--- Materials provided ---

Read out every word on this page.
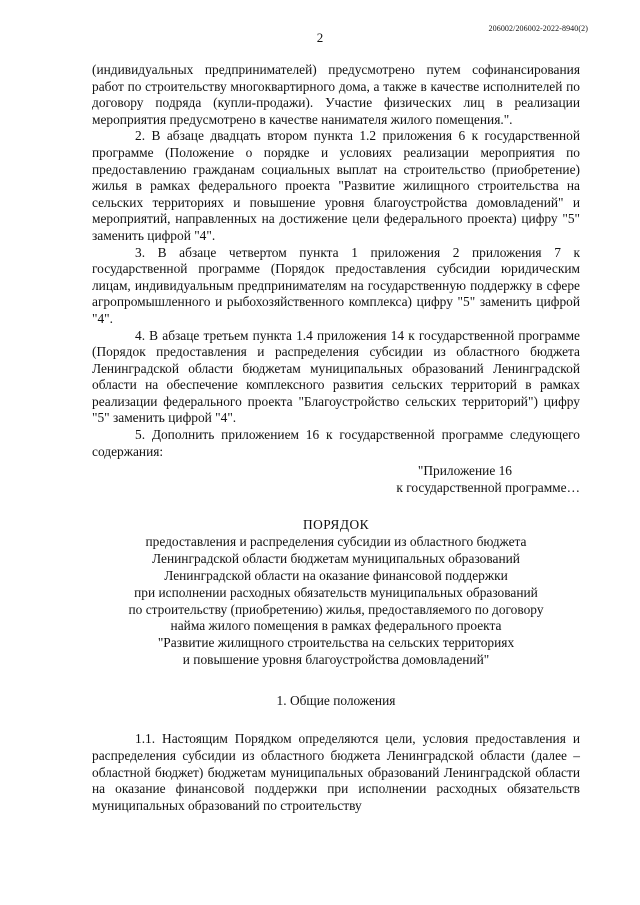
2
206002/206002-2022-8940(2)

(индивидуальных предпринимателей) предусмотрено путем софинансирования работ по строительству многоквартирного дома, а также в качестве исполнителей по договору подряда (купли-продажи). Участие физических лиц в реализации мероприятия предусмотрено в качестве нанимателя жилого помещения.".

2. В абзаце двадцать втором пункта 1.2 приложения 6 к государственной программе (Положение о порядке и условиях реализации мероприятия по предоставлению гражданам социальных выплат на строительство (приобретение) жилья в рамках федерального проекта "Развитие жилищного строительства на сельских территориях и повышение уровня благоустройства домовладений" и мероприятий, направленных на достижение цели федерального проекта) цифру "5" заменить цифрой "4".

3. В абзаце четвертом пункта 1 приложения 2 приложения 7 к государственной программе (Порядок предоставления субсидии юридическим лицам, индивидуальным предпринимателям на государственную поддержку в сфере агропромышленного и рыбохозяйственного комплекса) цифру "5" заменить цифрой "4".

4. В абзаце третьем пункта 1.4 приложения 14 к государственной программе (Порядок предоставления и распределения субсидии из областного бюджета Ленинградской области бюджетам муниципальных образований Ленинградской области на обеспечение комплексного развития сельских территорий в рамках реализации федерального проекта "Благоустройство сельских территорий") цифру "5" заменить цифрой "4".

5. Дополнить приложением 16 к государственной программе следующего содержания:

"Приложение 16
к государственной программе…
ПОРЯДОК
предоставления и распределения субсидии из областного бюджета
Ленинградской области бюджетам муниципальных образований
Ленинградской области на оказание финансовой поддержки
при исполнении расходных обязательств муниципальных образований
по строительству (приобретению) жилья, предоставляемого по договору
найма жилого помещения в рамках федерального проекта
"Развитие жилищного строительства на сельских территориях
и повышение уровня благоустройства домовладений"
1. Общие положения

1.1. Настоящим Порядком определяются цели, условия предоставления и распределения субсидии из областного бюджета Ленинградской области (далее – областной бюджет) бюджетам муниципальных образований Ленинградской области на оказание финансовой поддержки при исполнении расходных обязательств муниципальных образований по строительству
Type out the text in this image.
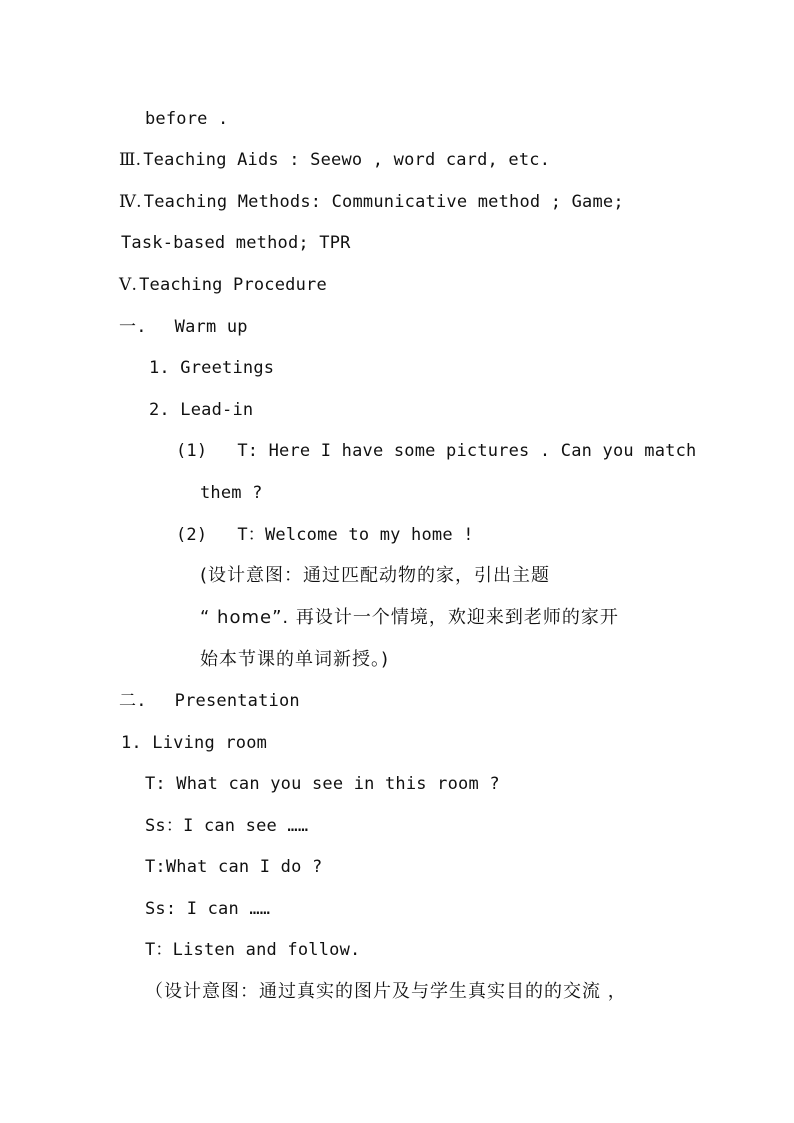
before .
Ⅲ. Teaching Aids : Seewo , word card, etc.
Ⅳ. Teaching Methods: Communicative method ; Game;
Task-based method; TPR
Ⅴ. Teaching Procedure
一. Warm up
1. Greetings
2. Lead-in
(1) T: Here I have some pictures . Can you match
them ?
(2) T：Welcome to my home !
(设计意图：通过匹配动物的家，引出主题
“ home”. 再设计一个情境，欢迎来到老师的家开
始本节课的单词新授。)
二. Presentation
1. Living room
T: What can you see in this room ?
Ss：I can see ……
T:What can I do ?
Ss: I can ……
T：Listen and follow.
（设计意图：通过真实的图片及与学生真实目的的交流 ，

---

▸ Objective
The material above must be printed exactly, with its pictures left out.

▸ Written solution
Read out every word on this page.
2
206002/206002-2022-8940(2)

(индивидуальных предпринимателей) предусмотрено путем софинансирования работ по строительству многоквартирного дома, а также в качестве исполнителей по договору подряда (купли-продажи). Участие физических лиц в реализации мероприятия предусмотрено в качестве нанимателя жилого помещения.".

2. В абзаце двадцать втором пункта 1.2 приложения 6 к государственной программе (Положение о порядке и условиях реализации мероприятия по предоставлению гражданам социальных выплат на строительство (приобретение) жилья в рамках федерального проекта "Развитие жилищного строительства на сельских территориях и повышение уровня благоустройства домовладений" и мероприятий, направленных на достижение цели федерального проекта) цифру "5" заменить цифрой "4".

3. В абзаце четвертом пункта 1 приложения 2 приложения 7 к государственной программе (Порядок предоставления субсидии юридическим лицам, индивидуальным предпринимателям на государственную поддержку в сфере агропромышленного и рыбохозяйственного комплекса) цифру "5" заменить цифрой "4".

4. В абзаце третьем пункта 1.4 приложения 14 к государственной программе (Порядок предоставления и распределения субсидии из областного бюджета Ленинградской области бюджетам муниципальных образований Ленинградской области на обеспечение комплексного развития сельских территорий в рамках реализации федерального проекта "Благоустройство сельских территорий") цифру "5" заменить цифрой "4".

5. Дополнить приложением 16 к государственной программе следующего содержания:

"Приложение 16
к государственной программе…
ПОРЯДОК
предоставления и распределения субсидии из областного бюджета
Ленинградской области бюджетам муниципальных образований
Ленинградской области на оказание финансовой поддержки
при исполнении расходных обязательств муниципальных образований
по строительству (приобретению) жилья, предоставляемого по договору
найма жилого помещения в рамках федерального проекта
"Развитие жилищного строительства на сельских территориях
и повышение уровня благоустройства домовладений"
1. Общие положения

1.1. Настоящим Порядком определяются цели, условия предоставления и распределения субсидии из областного бюджета Ленинградской области (далее – областной бюджет) бюджетам муниципальных образований Ленинградской области на оказание финансовой поддержки при исполнении расходных обязательств муниципальных образований по строительству
Type out the text in this image.
before .
Ⅲ. Teaching Aids : Seewo , word card, etc.
Ⅳ. Teaching Methods: Communicative method ; Game;
Task-based method; TPR
Ⅴ. Teaching Procedure
一. Warm up
1. Greetings
2. Lead-in
(1) T: Here I have some pictures . Can you match
them ?
(2) T：Welcome to my home !
(设计意图：通过匹配动物的家，引出主题
“ home”. 再设计一个情境，欢迎来到老师的家开
始本节课的单词新授。)
二. Presentation
1. Living room
T: What can you see in this room ?
Ss：I can see ……
T:What can I do ?
Ss: I can ……
T：Listen and follow.
（设计意图：通过真实的图片及与学生真实目的的交流 ，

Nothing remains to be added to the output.